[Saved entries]
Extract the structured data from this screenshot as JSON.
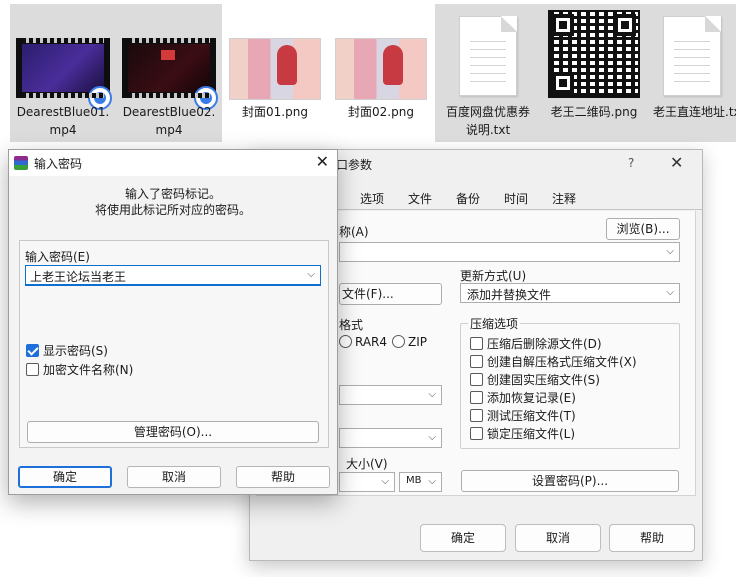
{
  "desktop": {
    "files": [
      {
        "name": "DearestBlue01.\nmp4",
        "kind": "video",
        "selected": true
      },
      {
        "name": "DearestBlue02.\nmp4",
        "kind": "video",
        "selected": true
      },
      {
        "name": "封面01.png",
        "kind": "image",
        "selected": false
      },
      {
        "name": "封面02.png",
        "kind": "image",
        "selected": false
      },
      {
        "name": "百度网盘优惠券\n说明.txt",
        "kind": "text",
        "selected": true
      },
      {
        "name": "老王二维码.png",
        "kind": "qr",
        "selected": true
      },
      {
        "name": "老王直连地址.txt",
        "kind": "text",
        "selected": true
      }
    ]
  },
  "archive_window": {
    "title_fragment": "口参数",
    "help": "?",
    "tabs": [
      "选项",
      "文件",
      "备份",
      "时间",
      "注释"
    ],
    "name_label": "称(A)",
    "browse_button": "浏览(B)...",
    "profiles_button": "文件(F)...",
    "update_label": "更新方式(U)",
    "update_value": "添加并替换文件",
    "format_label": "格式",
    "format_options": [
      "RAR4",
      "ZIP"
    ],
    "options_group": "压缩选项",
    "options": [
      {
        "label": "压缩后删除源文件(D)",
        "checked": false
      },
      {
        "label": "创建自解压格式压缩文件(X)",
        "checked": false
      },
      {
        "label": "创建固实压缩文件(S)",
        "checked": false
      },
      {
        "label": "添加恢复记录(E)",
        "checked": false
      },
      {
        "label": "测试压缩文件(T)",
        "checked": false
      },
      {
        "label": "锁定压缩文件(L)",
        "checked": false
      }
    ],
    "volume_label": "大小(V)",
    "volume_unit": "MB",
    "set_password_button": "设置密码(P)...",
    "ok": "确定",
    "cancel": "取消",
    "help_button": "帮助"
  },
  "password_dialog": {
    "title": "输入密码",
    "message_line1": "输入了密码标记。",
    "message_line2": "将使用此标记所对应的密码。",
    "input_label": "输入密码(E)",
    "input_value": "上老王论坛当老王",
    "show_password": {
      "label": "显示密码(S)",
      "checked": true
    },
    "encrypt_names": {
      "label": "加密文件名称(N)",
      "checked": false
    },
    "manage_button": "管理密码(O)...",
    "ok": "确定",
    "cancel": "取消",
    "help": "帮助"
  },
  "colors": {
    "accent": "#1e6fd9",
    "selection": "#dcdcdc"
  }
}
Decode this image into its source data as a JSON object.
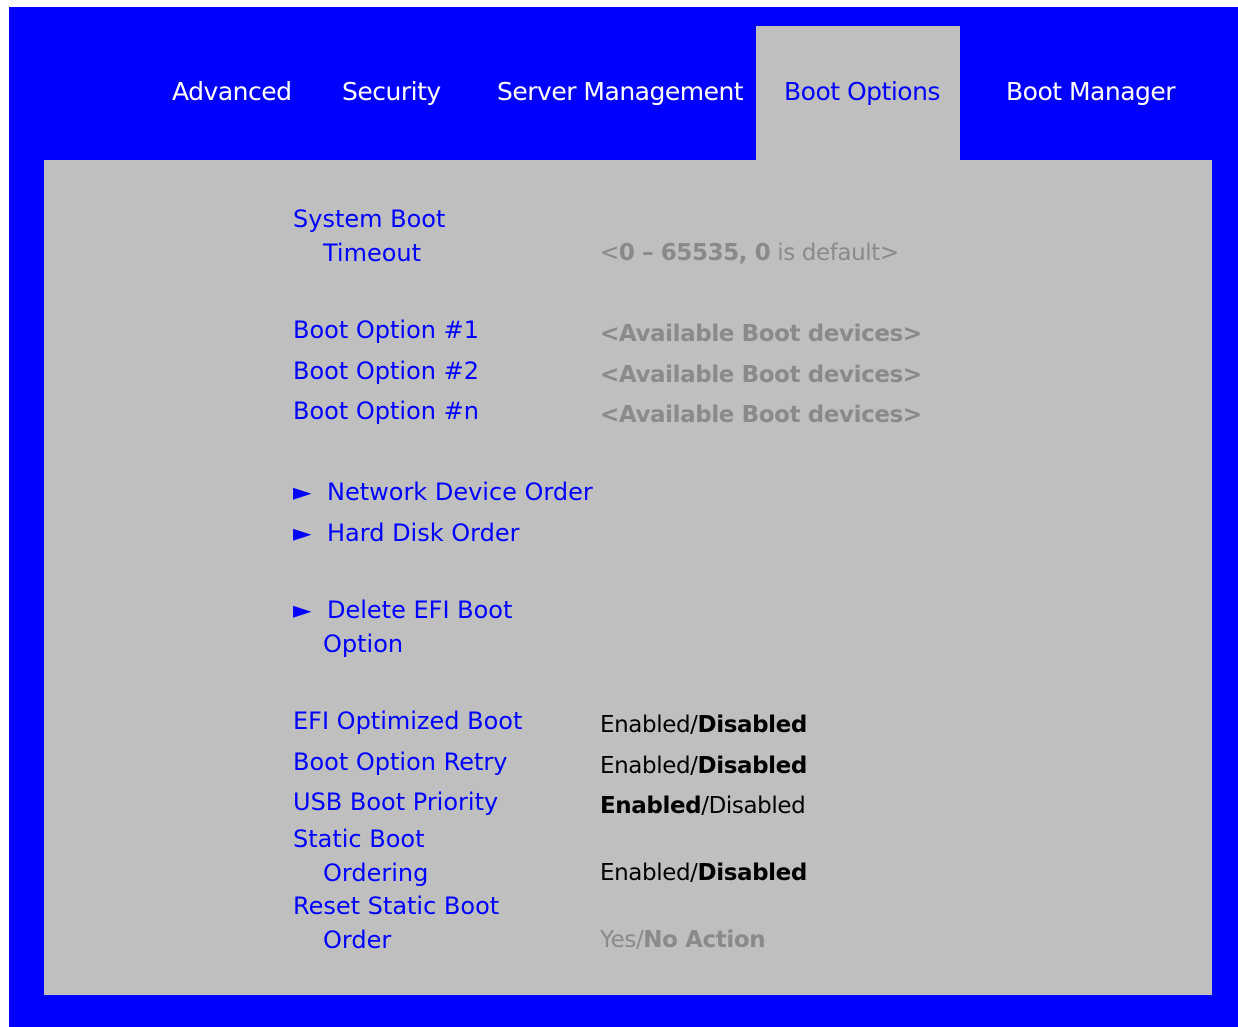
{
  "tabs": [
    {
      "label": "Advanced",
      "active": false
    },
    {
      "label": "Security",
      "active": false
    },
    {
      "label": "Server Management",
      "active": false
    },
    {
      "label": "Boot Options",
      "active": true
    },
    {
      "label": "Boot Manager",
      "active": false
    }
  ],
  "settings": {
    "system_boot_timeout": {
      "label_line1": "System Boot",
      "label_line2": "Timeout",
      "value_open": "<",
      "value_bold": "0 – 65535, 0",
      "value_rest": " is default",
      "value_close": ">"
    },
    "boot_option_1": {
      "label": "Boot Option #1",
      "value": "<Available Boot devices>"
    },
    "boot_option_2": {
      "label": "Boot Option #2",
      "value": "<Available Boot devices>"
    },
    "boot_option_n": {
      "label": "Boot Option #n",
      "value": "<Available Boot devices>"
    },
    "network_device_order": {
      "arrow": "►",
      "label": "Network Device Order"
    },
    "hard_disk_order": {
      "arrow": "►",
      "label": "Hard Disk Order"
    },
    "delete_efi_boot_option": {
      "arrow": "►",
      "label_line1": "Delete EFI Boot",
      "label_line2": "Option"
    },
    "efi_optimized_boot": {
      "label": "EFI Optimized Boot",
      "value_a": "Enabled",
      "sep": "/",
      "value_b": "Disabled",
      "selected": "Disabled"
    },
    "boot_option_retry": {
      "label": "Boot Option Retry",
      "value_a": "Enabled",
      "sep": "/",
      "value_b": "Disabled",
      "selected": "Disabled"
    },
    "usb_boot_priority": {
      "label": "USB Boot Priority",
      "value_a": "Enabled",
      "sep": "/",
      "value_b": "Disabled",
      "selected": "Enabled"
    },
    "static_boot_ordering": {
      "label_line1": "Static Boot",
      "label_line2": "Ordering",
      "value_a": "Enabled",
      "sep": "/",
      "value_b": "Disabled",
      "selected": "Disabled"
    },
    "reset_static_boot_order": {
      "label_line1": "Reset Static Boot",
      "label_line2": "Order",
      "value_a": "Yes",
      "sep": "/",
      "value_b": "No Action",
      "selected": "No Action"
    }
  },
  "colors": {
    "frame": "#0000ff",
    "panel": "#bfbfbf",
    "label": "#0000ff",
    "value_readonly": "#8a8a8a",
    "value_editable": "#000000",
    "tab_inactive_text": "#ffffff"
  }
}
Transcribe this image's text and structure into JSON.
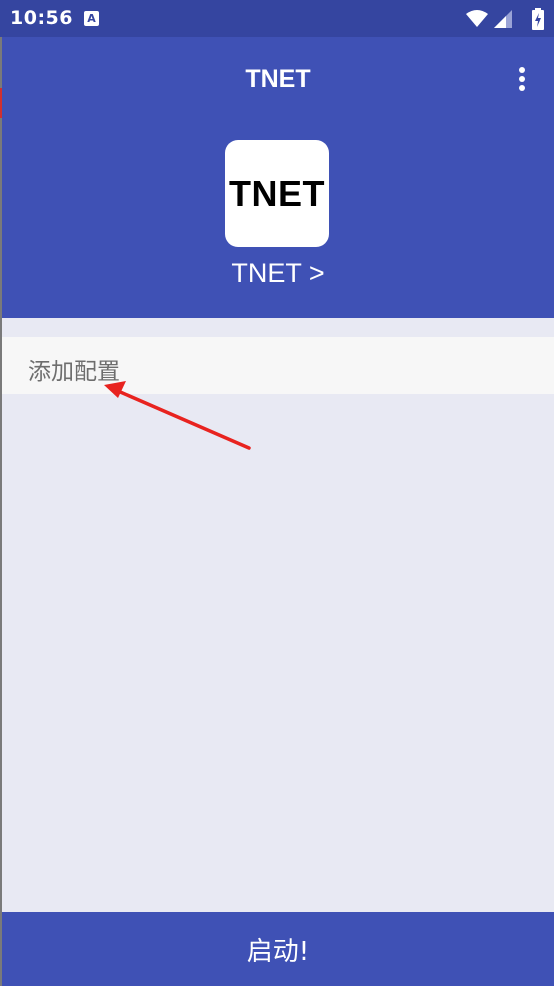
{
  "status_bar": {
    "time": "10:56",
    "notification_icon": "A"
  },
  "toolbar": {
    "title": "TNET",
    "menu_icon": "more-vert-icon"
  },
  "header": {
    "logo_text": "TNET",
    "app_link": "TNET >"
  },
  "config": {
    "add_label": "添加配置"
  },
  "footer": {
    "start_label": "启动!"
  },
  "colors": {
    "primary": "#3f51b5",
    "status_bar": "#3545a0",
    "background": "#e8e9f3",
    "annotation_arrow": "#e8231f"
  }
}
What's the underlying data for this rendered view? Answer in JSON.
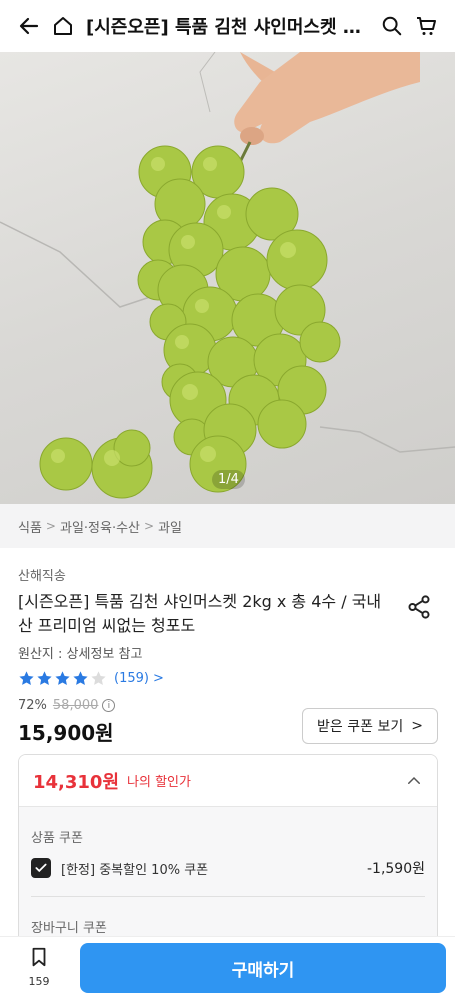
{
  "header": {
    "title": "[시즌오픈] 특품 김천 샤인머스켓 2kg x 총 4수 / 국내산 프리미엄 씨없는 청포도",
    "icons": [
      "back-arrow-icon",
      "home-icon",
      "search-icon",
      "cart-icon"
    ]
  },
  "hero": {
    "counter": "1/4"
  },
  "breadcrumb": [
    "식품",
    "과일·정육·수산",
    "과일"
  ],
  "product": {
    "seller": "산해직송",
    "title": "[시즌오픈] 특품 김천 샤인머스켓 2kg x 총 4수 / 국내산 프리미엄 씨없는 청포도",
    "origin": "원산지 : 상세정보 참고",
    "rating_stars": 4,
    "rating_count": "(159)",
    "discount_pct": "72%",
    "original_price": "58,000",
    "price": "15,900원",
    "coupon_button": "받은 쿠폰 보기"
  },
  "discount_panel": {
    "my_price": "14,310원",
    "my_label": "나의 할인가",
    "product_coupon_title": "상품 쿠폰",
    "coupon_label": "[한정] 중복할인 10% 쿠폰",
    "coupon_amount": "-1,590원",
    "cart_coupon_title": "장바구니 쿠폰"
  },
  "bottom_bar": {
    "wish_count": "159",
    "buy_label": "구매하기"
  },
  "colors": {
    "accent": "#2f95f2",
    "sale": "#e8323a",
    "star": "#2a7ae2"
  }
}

:: Short problem ::
Would you return the data exactly as written, without the pictures?

:: Task result ::
Extract the structured data from this screenshot as JSON.
{
  "desktop": {
    "files": [
      {
        "name": "DearestBlue01.\nmp4",
        "kind": "video",
        "selected": true
      },
      {
        "name": "DearestBlue02.\nmp4",
        "kind": "video",
        "selected": true
      },
      {
        "name": "封面01.png",
        "kind": "image",
        "selected": false
      },
      {
        "name": "封面02.png",
        "kind": "image",
        "selected": false
      },
      {
        "name": "百度网盘优惠券\n说明.txt",
        "kind": "text",
        "selected": true
      },
      {
        "name": "老王二维码.png",
        "kind": "qr",
        "selected": true
      },
      {
        "name": "老王直连地址.txt",
        "kind": "text",
        "selected": true
      }
    ]
  },
  "archive_window": {
    "title_fragment": "口参数",
    "help": "?",
    "tabs": [
      "选项",
      "文件",
      "备份",
      "时间",
      "注释"
    ],
    "name_label": "称(A)",
    "browse_button": "浏览(B)...",
    "profiles_button": "文件(F)...",
    "update_label": "更新方式(U)",
    "update_value": "添加并替换文件",
    "format_label": "格式",
    "format_options": [
      "RAR4",
      "ZIP"
    ],
    "options_group": "压缩选项",
    "options": [
      {
        "label": "压缩后删除源文件(D)",
        "checked": false
      },
      {
        "label": "创建自解压格式压缩文件(X)",
        "checked": false
      },
      {
        "label": "创建固实压缩文件(S)",
        "checked": false
      },
      {
        "label": "添加恢复记录(E)",
        "checked": false
      },
      {
        "label": "测试压缩文件(T)",
        "checked": false
      },
      {
        "label": "锁定压缩文件(L)",
        "checked": false
      }
    ],
    "volume_label": "大小(V)",
    "volume_unit": "MB",
    "set_password_button": "设置密码(P)...",
    "ok": "确定",
    "cancel": "取消",
    "help_button": "帮助"
  },
  "password_dialog": {
    "title": "输入密码",
    "message_line1": "输入了密码标记。",
    "message_line2": "将使用此标记所对应的密码。",
    "input_label": "输入密码(E)",
    "input_value": "上老王论坛当老王",
    "show_password": {
      "label": "显示密码(S)",
      "checked": true
    },
    "encrypt_names": {
      "label": "加密文件名称(N)",
      "checked": false
    },
    "manage_button": "管理密码(O)...",
    "ok": "确定",
    "cancel": "取消",
    "help": "帮助"
  },
  "colors": {
    "accent": "#1e6fd9",
    "selection": "#dcdcdc"
  }
}
Decode this image into its source data as a JSON object.
{
  "tabs": [
    {
      "label": "Advanced",
      "active": false
    },
    {
      "label": "Security",
      "active": false
    },
    {
      "label": "Server Management",
      "active": false
    },
    {
      "label": "Boot Options",
      "active": true
    },
    {
      "label": "Boot Manager",
      "active": false
    }
  ],
  "settings": {
    "system_boot_timeout": {
      "label_line1": "System Boot",
      "label_line2": "Timeout",
      "value_open": "<",
      "value_bold": "0 – 65535, 0",
      "value_rest": " is default",
      "value_close": ">"
    },
    "boot_option_1": {
      "label": "Boot Option #1",
      "value": "<Available Boot devices>"
    },
    "boot_option_2": {
      "label": "Boot Option #2",
      "value": "<Available Boot devices>"
    },
    "boot_option_n": {
      "label": "Boot Option #n",
      "value": "<Available Boot devices>"
    },
    "network_device_order": {
      "arrow": "►",
      "label": "Network Device Order"
    },
    "hard_disk_order": {
      "arrow": "►",
      "label": "Hard Disk Order"
    },
    "delete_efi_boot_option": {
      "arrow": "►",
      "label_line1": "Delete EFI Boot",
      "label_line2": "Option"
    },
    "efi_optimized_boot": {
      "label": "EFI Optimized Boot",
      "value_a": "Enabled",
      "sep": "/",
      "value_b": "Disabled",
      "selected": "Disabled"
    },
    "boot_option_retry": {
      "label": "Boot Option Retry",
      "value_a": "Enabled",
      "sep": "/",
      "value_b": "Disabled",
      "selected": "Disabled"
    },
    "usb_boot_priority": {
      "label": "USB Boot Priority",
      "value_a": "Enabled",
      "sep": "/",
      "value_b": "Disabled",
      "selected": "Enabled"
    },
    "static_boot_ordering": {
      "label_line1": "Static Boot",
      "label_line2": "Ordering",
      "value_a": "Enabled",
      "sep": "/",
      "value_b": "Disabled",
      "selected": "Disabled"
    },
    "reset_static_boot_order": {
      "label_line1": "Reset Static Boot",
      "label_line2": "Order",
      "value_a": "Yes",
      "sep": "/",
      "value_b": "No Action",
      "selected": "No Action"
    }
  },
  "colors": {
    "frame": "#0000ff",
    "panel": "#bfbfbf",
    "label": "#0000ff",
    "value_readonly": "#8a8a8a",
    "value_editable": "#000000",
    "tab_inactive_text": "#ffffff"
  }
}
Transcribe this image's text and structure into JSON.
{
  "status_bar": {
    "time": "10:56",
    "notification_icon": "A"
  },
  "toolbar": {
    "title": "TNET",
    "menu_icon": "more-vert-icon"
  },
  "header": {
    "logo_text": "TNET",
    "app_link": "TNET >"
  },
  "config": {
    "add_label": "添加配置"
  },
  "footer": {
    "start_label": "启动!"
  },
  "colors": {
    "primary": "#3f51b5",
    "status_bar": "#3545a0",
    "background": "#e8e9f3",
    "annotation_arrow": "#e8231f"
  }
}
What's the underlying data for this rendered view? Answer in JSON.
{
  "header": {
    "title": "[시즌오픈] 특품 김천 샤인머스켓 2kg x 총 4수 / 국내산 프리미엄 씨없는 청포도",
    "icons": [
      "back-arrow-icon",
      "home-icon",
      "search-icon",
      "cart-icon"
    ]
  },
  "hero": {
    "counter": "1/4"
  },
  "breadcrumb": [
    "식품",
    "과일·정육·수산",
    "과일"
  ],
  "product": {
    "seller": "산해직송",
    "title": "[시즌오픈] 특품 김천 샤인머스켓 2kg x 총 4수 / 국내산 프리미엄 씨없는 청포도",
    "origin": "원산지 : 상세정보 참고",
    "rating_stars": 4,
    "rating_count": "(159)",
    "discount_pct": "72%",
    "original_price": "58,000",
    "price": "15,900원",
    "coupon_button": "받은 쿠폰 보기"
  },
  "discount_panel": {
    "my_price": "14,310원",
    "my_label": "나의 할인가",
    "product_coupon_title": "상품 쿠폰",
    "coupon_label": "[한정] 중복할인 10% 쿠폰",
    "coupon_amount": "-1,590원",
    "cart_coupon_title": "장바구니 쿠폰"
  },
  "bottom_bar": {
    "wish_count": "159",
    "buy_label": "구매하기"
  },
  "colors": {
    "accent": "#2f95f2",
    "sale": "#e8323a",
    "star": "#2a7ae2"
  }
}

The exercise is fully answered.